Extracted records:

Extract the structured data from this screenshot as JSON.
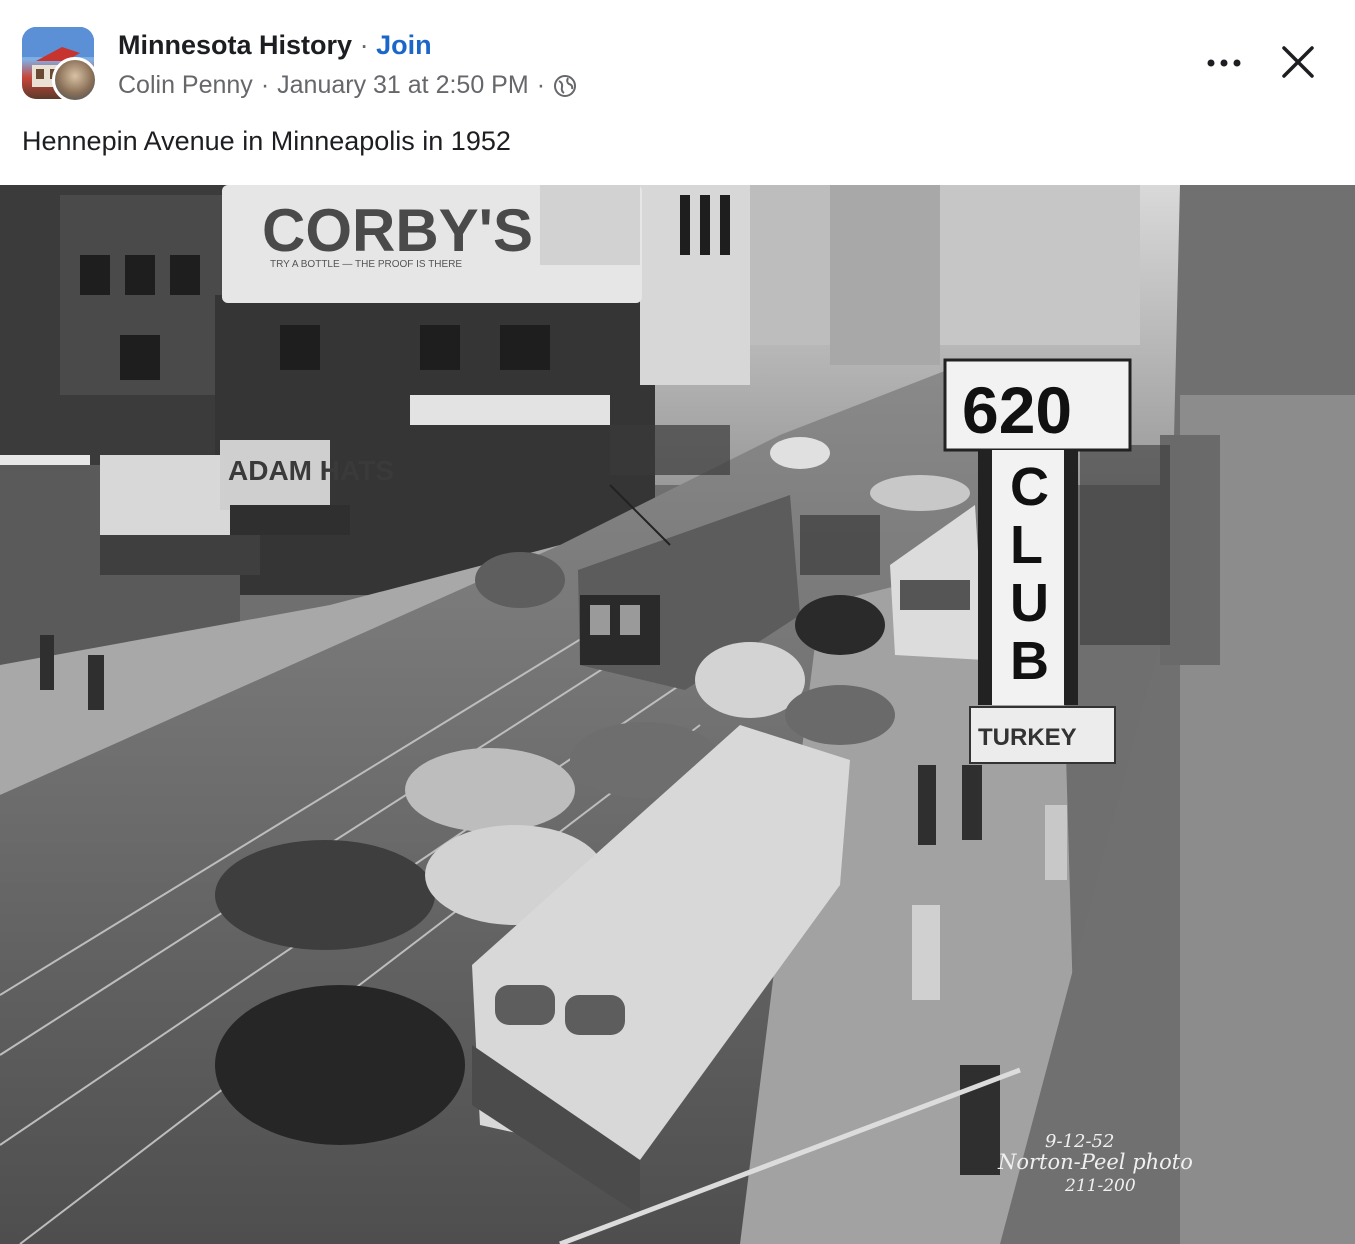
{
  "post": {
    "group_name": "Minnesota History",
    "separator": "·",
    "join_label": "Join",
    "author": "Colin Penny",
    "timestamp": "January 31 at 2:50 PM",
    "privacy_icon": "globe-icon",
    "text": "Hennepin Avenue in Minneapolis in 1952"
  },
  "actions": {
    "more_icon": "more-icon",
    "close_icon": "close-icon"
  },
  "photo": {
    "signs": {
      "corbys": "CORBY'S",
      "corbys_tagline": "TRY A BOTTLE — THE PROOF IS THERE",
      "adam_hats": "ADAM HATS",
      "club_number": "620",
      "club_letters": [
        "C",
        "L",
        "U",
        "B"
      ],
      "turkey": "TURKEY"
    },
    "caption": {
      "date": "9-12-52",
      "credit": "Norton-Peel photo",
      "number": "211-200"
    }
  },
  "colors": {
    "link": "#1b66c9",
    "text_primary": "#1c1e21",
    "text_secondary": "#65676b"
  }
}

Stated task:
Reproduce the data verbatim. Do not carry any picture into the copy.

Answer to the task:
Extract the structured data from this screenshot as JSON.
{
  "post": {
    "group_name": "Minnesota History",
    "separator": "·",
    "join_label": "Join",
    "author": "Colin Penny",
    "timestamp": "January 31 at 2:50 PM",
    "privacy_icon": "globe-icon",
    "text": "Hennepin Avenue in Minneapolis in 1952"
  },
  "actions": {
    "more_icon": "more-icon",
    "close_icon": "close-icon"
  },
  "photo": {
    "signs": {
      "corbys": "CORBY'S",
      "corbys_tagline": "TRY A BOTTLE — THE PROOF IS THERE",
      "adam_hats": "ADAM HATS",
      "club_number": "620",
      "club_letters": [
        "C",
        "L",
        "U",
        "B"
      ],
      "turkey": "TURKEY"
    },
    "caption": {
      "date": "9-12-52",
      "credit": "Norton-Peel photo",
      "number": "211-200"
    }
  },
  "colors": {
    "link": "#1b66c9",
    "text_primary": "#1c1e21",
    "text_secondary": "#65676b"
  }
}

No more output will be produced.